--- QUOTED TEXT ---
What they mean by that is always very unclear, especially as we get into practice. But during the 1990s and early 2000s, they iterated several versions of a currency that could somehow sit outside the regular financial system. And Bitcoin was probably, it was probably the 20 or 25th version they came up with in practice.

Several of the earlier versions were taken down by law enforcement because one of the ideal functions of cryptocurrency is to purchase services and products that are illegal otherwise.

SHEFFIELD: So the idea though of crypto, what the crypto in cryptocurrency, what does that mean?

GOLUMBIA: Well, it’s funny. It comes out of the fact that these cypherpunks, the thing they are obsessed with is encryption. And encryption technology brought– I mean, encryption isn’t even a technology, it’s just a method, it’s the thing that spies use to communicate with each other. It’s any form of obscuring a message using some kind of regular technique that then the person who is supposed to get the message can und decipher, can decipher for themselves, right?

So any kind of code into which something can be encoded and then later can be decoded as a form of encryption, the cypherpunks realized early on that.

Machine encryption, machine enabled encryption could potentially make messages very difficult for somebody to intercept and decode on their own. Because in the real world of encryption, there are three parties. Right? There is the person who writes the message and encodes it, and the person who is supposed to receive the message and has the authorized.

The proper tools for decoding. And then there are the people who are watching in the middle, the third party, who might be able to use a variety of other techniques in order to see the transaction or the message that they aren’t supposed to see. That’s famously what Alan Turing became well known for, is that he developed a computational tool, a bomb, that helped to decode encrypted German messages during World War II.

The cypherpunks are really paranoid, and so one of the things they think is that government is trying to watch everything we do, which is not untrue, taken in on its face. And so they were kind of, and still are, convinced that if they could encrypt every message with very strong encryption, they could prevent government from seeing what they’re doing.

So part of their goal was to have a financial tool that was heavily encrypted, and that couldn’t be viewed by government. Now, the truth is that Bitcoin, we didn’t really get to Bitcoin, but Bitcoin doesn’t really use encryption in that particular way. It does use some of the techniques involved in the kinds of encryption that they use.

One of the places this is most visible is that each user who uses Bitcoin has what is called a wallet. And a wallet is really just a software file. And the software file has an address or a label that you can point at. And if you see one of these addresses or labels, it’s a long string of meaningless characters and alphabetic, numeric, and even special characters, the same kind we use nowadays for strong passwords.

And the technique to come up with those addresses uses some of these encryption techniques. But in fact, As I’m sure right. These libertarian-fueled ideologies are always deeply incoherent. And so Bitcoin, maybe I should just explain a minute, like how Bitcoin itself works. What they thought was this great solution.

SHEFFIELD: So for crypto, it can mean both the idea of encoding messages, but it also can be used in the idea of hiding identity. Sure. And so in this case, that’s probably more what we’re talking about here, is that, so in other words, when you have, when you hold a cryptocurrency, it’s not linked, generally speaking, not linked to your identity. People don’t know who it is that actually they’re transacting with necessarily, unless they find out through some other means.
--- GIVEN DATA ---
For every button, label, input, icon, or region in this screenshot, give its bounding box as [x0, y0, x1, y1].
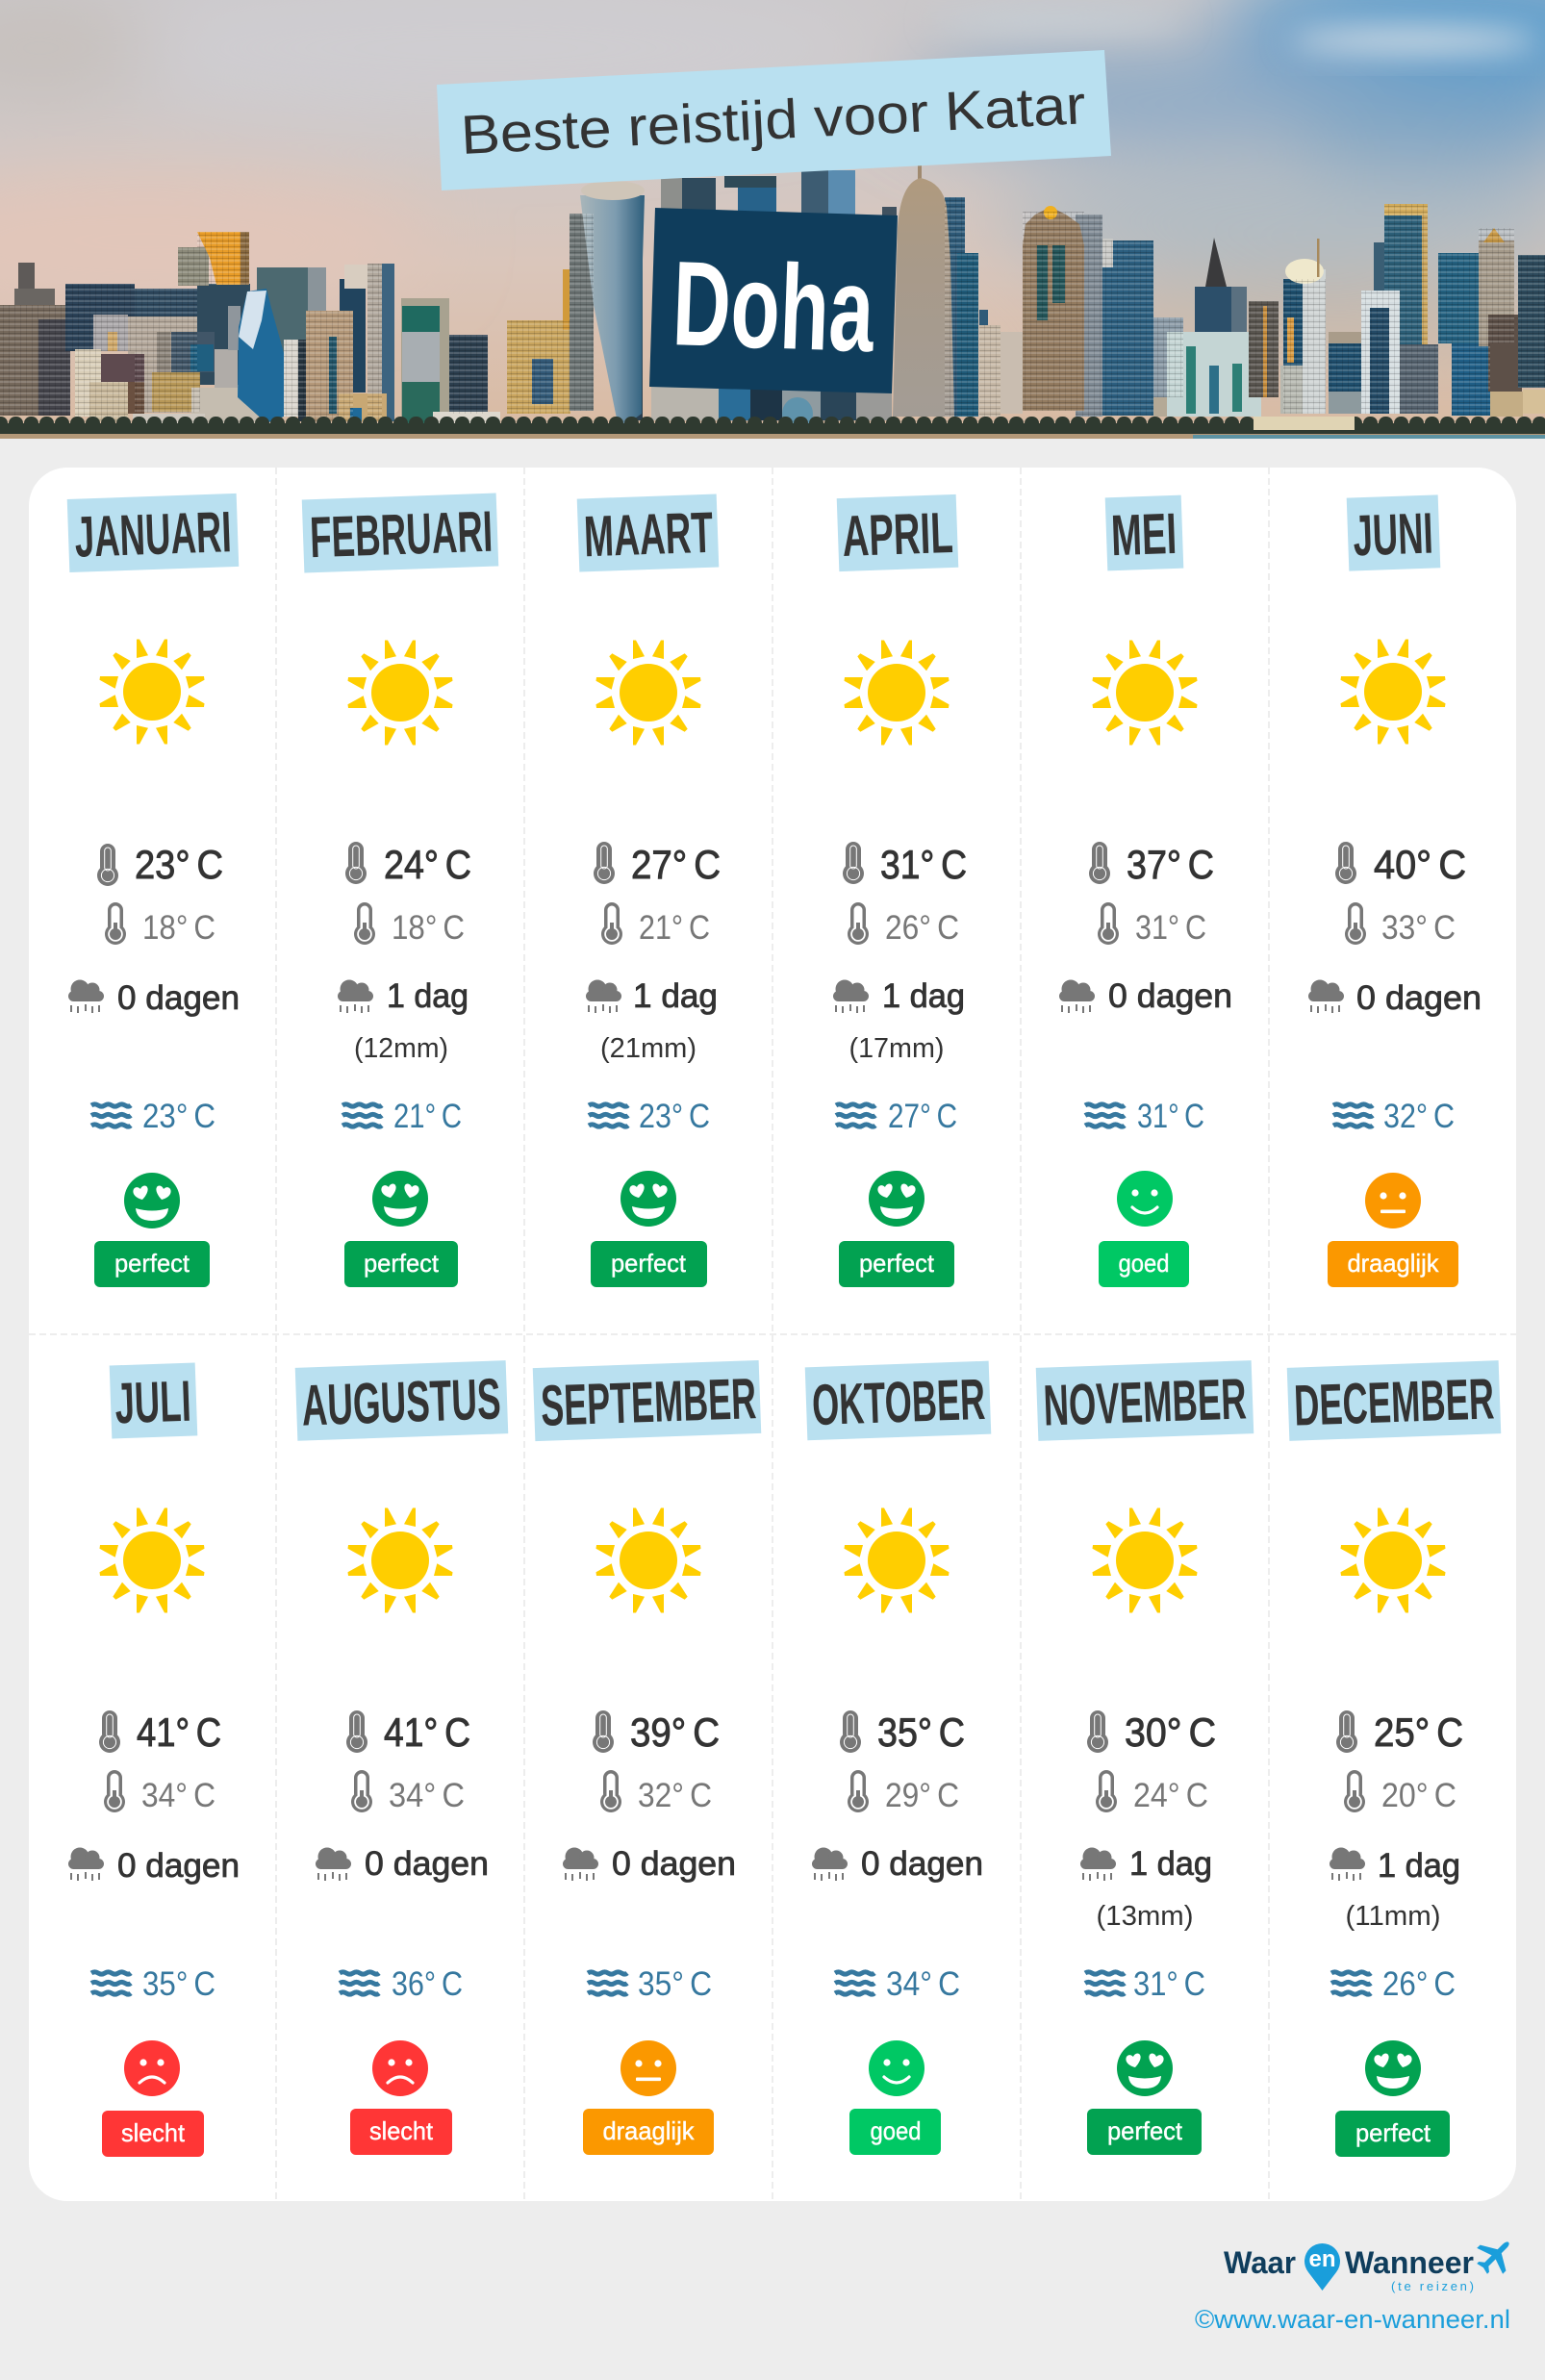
- rating badge: [1087, 2109, 1202, 2155]
- rating smiley: [124, 2040, 180, 2096]
- rating badge: [1099, 1241, 1189, 1287]
- month heading: SEPTEMBER: [540, 1366, 757, 1438]
- rating badge: perfect: [114, 1249, 190, 1278]
- sea temperature: 26° C: [1382, 1965, 1456, 2003]
- min temperature: 33° C: [1381, 909, 1456, 947]
- rain amount: (13mm): [1097, 1901, 1193, 1932]
- sea temperature: 35° C: [142, 1965, 215, 2003]
- month heading: JUNI: [1352, 501, 1434, 568]
- month heading: MAART: [583, 500, 714, 569]
- icon: sun: [100, 1508, 204, 1612]
- month heading: [302, 493, 498, 573]
- sea temperature: [836, 1098, 957, 1135]
- sea temperature: [1331, 1965, 1456, 2003]
- min temperature: [848, 1770, 959, 1814]
- max temperature: 39° C: [630, 1709, 720, 1755]
- month heading: [837, 494, 958, 571]
- column: december: [1287, 1360, 1501, 2157]
- min temperature: 34° C: [141, 1777, 215, 1814]
- sea temperature: [91, 1098, 215, 1135]
- rain days: 0 dagen: [861, 1845, 983, 1883]
- rating smiley: [372, 1171, 428, 1227]
- rating badge: goed: [870, 2116, 922, 2145]
- icon: sun: [1341, 639, 1445, 745]
- rating badge: goed: [1118, 1249, 1170, 1278]
- month heading: [1347, 494, 1440, 571]
- rating smiley: [124, 1173, 180, 1228]
- column: november: [1036, 1360, 1254, 2155]
- towers centre cluster: [507, 165, 1000, 430]
- rating smiley: [1117, 1171, 1173, 1227]
- rain days: 1 dag: [1378, 1847, 1460, 1885]
- icon: airplane: [1469, 2229, 1522, 2282]
- month heading: [805, 1361, 991, 1440]
- rain days: [338, 977, 469, 1015]
- header photo: Doha skyline: [0, 0, 1545, 439]
- title banner: Beste reistijd voor Katar: Beste reistijd voor Katar: [460, 74, 1087, 166]
- sea temperature: [588, 1965, 712, 2003]
- month heading: JANUARI: [73, 499, 233, 570]
- max temperature: 41° C: [384, 1709, 470, 1755]
- rating badge: slecht: [369, 2116, 434, 2145]
- rating badge: [591, 1241, 707, 1287]
- min temperature: [105, 902, 215, 947]
- max temperature: 40° C: [1374, 842, 1466, 887]
- max temperature: [346, 1709, 470, 1755]
- column: juni: [1308, 494, 1482, 1287]
- month heading: [1036, 1360, 1254, 1441]
- min temperature: [1096, 1770, 1208, 1814]
- max temperature: [1087, 1709, 1216, 1755]
- column: februari: [302, 493, 498, 1287]
- min temperature: [848, 902, 959, 947]
- rating badge: [839, 1241, 954, 1287]
- rating badge: perfect: [364, 1249, 440, 1278]
- min temperature: 18° C: [142, 909, 215, 947]
- icon: sun: [348, 1508, 452, 1612]
- column: augustus: [295, 1360, 508, 2155]
- min temperature: [600, 1770, 712, 1814]
- website url: ©www.waar-en-wanneer.nl: [1195, 2305, 1510, 2334]
- max temperature: 30° C: [1125, 1709, 1216, 1755]
- rain days: 0 dagen: [612, 1845, 736, 1883]
- max temperature: 25° C: [1374, 1709, 1463, 1755]
- max temperature: [1089, 842, 1214, 887]
- month heading: AUGUSTUS: [300, 1366, 502, 1438]
- rating badge: [1328, 1241, 1458, 1287]
- month heading: JULI: [114, 1369, 192, 1435]
- max temperature: [1335, 842, 1466, 887]
- max temperature: [840, 1709, 965, 1755]
- rain days: 0 dagen: [1356, 979, 1482, 1017]
- rating smiley: [869, 1171, 924, 1227]
- waterfront: [0, 417, 1545, 439]
- sea temperature: 21° C: [393, 1098, 462, 1135]
- towers left cluster: [0, 232, 500, 428]
- icon: sun: [845, 1508, 949, 1612]
- min temperature: [104, 1770, 215, 1814]
- rain amount: (11mm): [1345, 1901, 1441, 1932]
- month heading: [295, 1360, 508, 1441]
- max temperature: 27° C: [631, 842, 721, 887]
- column: oktober: [805, 1361, 991, 2155]
- max temperature: [99, 1709, 221, 1755]
- sea temperature: [589, 1098, 710, 1135]
- sea temperature: 23° C: [639, 1098, 710, 1135]
- towers right cluster: [0, 197, 1545, 421]
- rating smiley: [372, 2040, 428, 2096]
- rain days: [1080, 1845, 1212, 1883]
- month heading: [533, 1360, 761, 1441]
- month heading: APRIL: [841, 500, 954, 569]
- rating smiley: [621, 1171, 676, 1227]
- rain days: 0 dagen: [1108, 977, 1232, 1015]
- month heading: OKTOBER: [811, 1367, 986, 1437]
- column: mei: [1059, 495, 1232, 1287]
- column: juli: [68, 1362, 240, 2157]
- min temperature: 31° C: [1135, 909, 1206, 947]
- rating smiley: [1117, 2040, 1173, 2096]
- rating badge: [94, 1241, 210, 1287]
- column: maart: [577, 494, 721, 1287]
- rain days: [833, 977, 965, 1015]
- rain amount: (17mm): [848, 1033, 945, 1064]
- rating badge: [1335, 2111, 1450, 2157]
- icon: sun: [596, 641, 700, 745]
- sea temperature: [91, 1965, 215, 2003]
- icon: sun: [1093, 1508, 1197, 1612]
- min temperature: [1345, 902, 1456, 947]
- rain days: [586, 977, 718, 1015]
- rating badge: [102, 2111, 204, 2157]
- rating badge: draaglijk: [602, 2116, 695, 2145]
- min temperature: 34° C: [389, 1777, 465, 1814]
- sea temperature: 32° C: [1383, 1098, 1455, 1135]
- max temperature: 23° C: [135, 842, 223, 887]
- rain days: 0 dagen: [117, 979, 240, 1017]
- rain amount: (12mm): [354, 1033, 448, 1064]
- icon: sun: [1093, 641, 1197, 745]
- icon: map pin: [1304, 2243, 1340, 2291]
- rain days: [1330, 1847, 1460, 1885]
- logo: Waar en Wanneer: Wanneer: [1345, 2245, 1474, 2280]
- max temperature: [345, 842, 471, 887]
- rating badge: perfect: [859, 1249, 935, 1278]
- rating badge: [849, 2109, 941, 2155]
- sea temperature: [340, 1965, 463, 2003]
- month heading: [67, 494, 239, 572]
- rating badge: [583, 2109, 714, 2155]
- panel: climate table card: [29, 468, 1516, 2201]
- month heading: NOVEMBER: [1042, 1366, 1248, 1438]
- min temperature: 29° C: [885, 1777, 959, 1814]
- min temperature: [351, 1770, 465, 1814]
- min temperature: [354, 902, 465, 947]
- city label: Doha: [649, 208, 898, 393]
- icon: sun: [1341, 1508, 1445, 1612]
- min temperature: 18° C: [392, 909, 465, 947]
- sea temperature: [1085, 1965, 1205, 2003]
- min temperature: [1098, 902, 1206, 947]
- sea temperature: 31° C: [1137, 1098, 1204, 1135]
- rating badge: perfect: [1355, 2118, 1431, 2147]
- sea temperature: 31° C: [1133, 1965, 1205, 2003]
- max temperature: 41° C: [137, 1709, 221, 1755]
- sea temperature: 35° C: [638, 1965, 712, 2003]
- rating badge: perfect: [611, 1249, 687, 1278]
- max temperature: [594, 842, 721, 887]
- icon: sun: [596, 1508, 700, 1612]
- min temperature: 32° C: [638, 1777, 712, 1814]
- title banner: Beste reistijd voor Katar: [437, 50, 1111, 190]
- max temperature: [1336, 1709, 1463, 1755]
- rating badge: slecht: [121, 2118, 186, 2147]
- icon: sun: [100, 639, 204, 745]
- sea temperature: 34° C: [886, 1965, 960, 2003]
- rating badge: [344, 1241, 458, 1287]
- column: januari: [67, 494, 240, 1287]
- rating smiley: [621, 2040, 676, 2096]
- icon: map pin: en: [1308, 2246, 1336, 2272]
- month heading: FEBRUARI: [309, 499, 494, 570]
- max temperature: 24° C: [384, 842, 471, 887]
- max temperature: 31° C: [880, 842, 967, 887]
- rating badge: draaglijk: [1347, 1249, 1439, 1278]
- min temperature: [601, 902, 710, 947]
- table dividers: [29, 468, 1516, 2201]
- month heading: [1105, 495, 1183, 570]
- sea temperature: 23° C: [142, 1098, 215, 1135]
- logo: Waar en Wanneer: [1224, 2229, 1522, 2293]
- month heading: [110, 1362, 197, 1439]
- rating smiley: [1365, 2040, 1421, 2096]
- rain days: 0 dagen: [365, 1845, 489, 1883]
- min temperature: [1344, 1770, 1456, 1814]
- sea temperature: [1085, 1098, 1204, 1135]
- sea temperature: [835, 1965, 960, 2003]
- column: april: [833, 494, 967, 1287]
- rain days: 1 dag: [387, 977, 469, 1015]
- rain days: 1 dag: [633, 977, 718, 1015]
- min temperature: 21° C: [639, 909, 710, 947]
- rating smiley: [869, 2040, 924, 2096]
- month heading: MEI: [1110, 501, 1178, 568]
- column: september: [533, 1360, 761, 2155]
- min temperature: 24° C: [1133, 1777, 1208, 1814]
- rain days: 1 dag: [1129, 1845, 1212, 1883]
- sea temperature: 36° C: [392, 1965, 463, 2003]
- max temperature: 37° C: [1127, 842, 1214, 887]
- rain days: 1 dag: [882, 977, 965, 1015]
- max temperature: 35° C: [877, 1709, 965, 1755]
- rain amount: (21mm): [600, 1033, 697, 1064]
- city label: Doha: Doha: [671, 237, 877, 377]
- sea temperature: 27° C: [888, 1098, 957, 1135]
- sea temperature: [1333, 1098, 1455, 1135]
- rating smiley: [1365, 1173, 1421, 1228]
- max temperature: [843, 842, 967, 887]
- rain days: 0 dagen: [117, 1847, 240, 1885]
- logo: Waar en Wanneer: Waar: [1224, 2245, 1296, 2280]
- min temperature: 20° C: [1381, 1777, 1456, 1814]
- icon: sun: [845, 641, 949, 745]
- rating badge: perfect: [1107, 2116, 1183, 2145]
- max temperature: [97, 842, 223, 887]
- max temperature: [593, 1709, 720, 1755]
- logo: Waar en Wanneer: (te reizen): [1391, 2279, 1474, 2293]
- icon: sun: [348, 641, 452, 745]
- month heading: [577, 494, 719, 572]
- rating badge: [350, 2109, 452, 2155]
- min temperature: 26° C: [885, 909, 959, 947]
- sea temperature: [342, 1098, 462, 1135]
---
### AIM OF THE TASK
Please condense the transcript paragraph beginning "The cypherpunks are really paranoid" into a shorter version that keeps its main facts.

### REPLY TO THE TASK
The cypherpunks are very paranoid and believe the government tries to watch everything people do, which the speaker calls not untrue on its face. They were, and still are, convinced that strongly encrypting every message would keep the government from seeing what they do.